WORK TO COMPLETE:
Pull each line holding the word "success" from the data.

DATA:
----------------

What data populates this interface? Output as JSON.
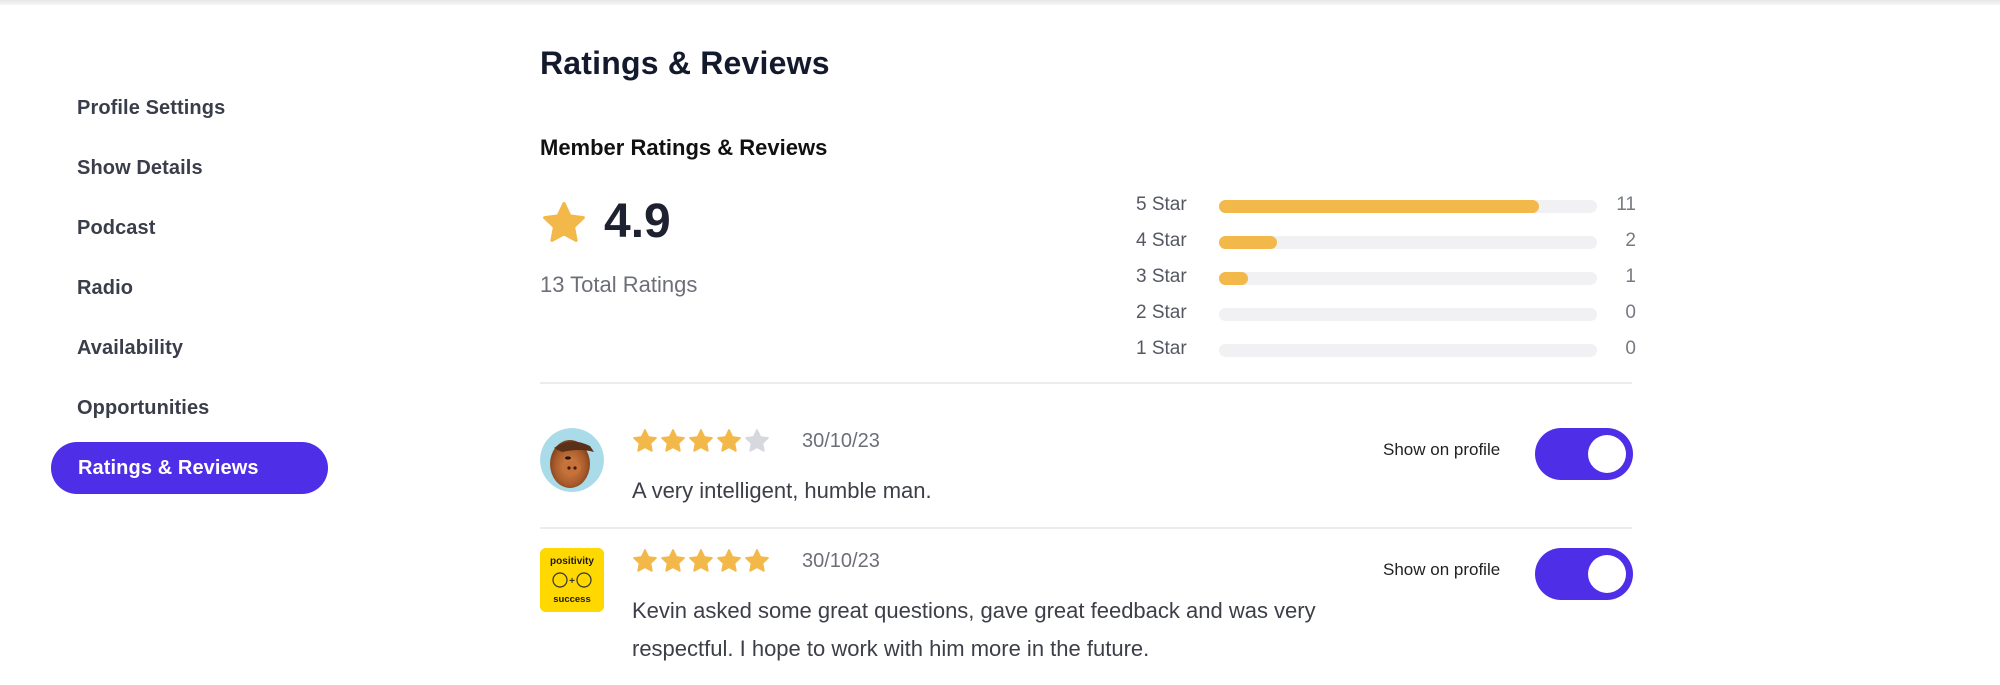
{
  "sidebar": {
    "items": [
      {
        "label": "Profile Settings",
        "active": false
      },
      {
        "label": "Show Details",
        "active": false
      },
      {
        "label": "Podcast",
        "active": false
      },
      {
        "label": "Radio",
        "active": false
      },
      {
        "label": "Availability",
        "active": false
      },
      {
        "label": "Opportunities",
        "active": false
      },
      {
        "label": "Ratings & Reviews",
        "active": true
      }
    ]
  },
  "main": {
    "title": "Ratings & Reviews",
    "section_title": "Member Ratings & Reviews",
    "summary": {
      "star_icon": "star-icon",
      "average": "4.9",
      "total_label": "13 Total Ratings"
    },
    "breakdown": {
      "max": 13,
      "rows": [
        {
          "label": "5 Star",
          "count": 11
        },
        {
          "label": "4 Star",
          "count": 2
        },
        {
          "label": "3 Star",
          "count": 1
        },
        {
          "label": "2 Star",
          "count": 0
        },
        {
          "label": "1 Star",
          "count": 0
        }
      ]
    },
    "reviews": [
      {
        "avatar": "alf-portrait-avatar",
        "rating": 4,
        "max_rating": 5,
        "date": "30/10/23",
        "text": "A very intelligent, humble man.",
        "toggle_label": "Show on profile",
        "show_on_profile": true
      },
      {
        "avatar": "positivity-success-logo",
        "avatar_text_top": "positivity",
        "avatar_text_bottom": "success",
        "rating": 5,
        "max_rating": 5,
        "date": "30/10/23",
        "text": "Kevin asked some great questions, gave great feedback and was very respectful. I hope to work with him more in the future.",
        "toggle_label": "Show on profile",
        "show_on_profile": true
      }
    ]
  },
  "colors": {
    "accent": "#4f2ee8",
    "star": "#f2b94a",
    "star_empty": "#d6d8de",
    "track": "#f1f1f4",
    "logo_yellow": "#ffd800"
  }
}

----------------

OUTPUT OF THE TASK:
        "avatar": "positivity-success-logo",
        "avatar_text_bottom": "success",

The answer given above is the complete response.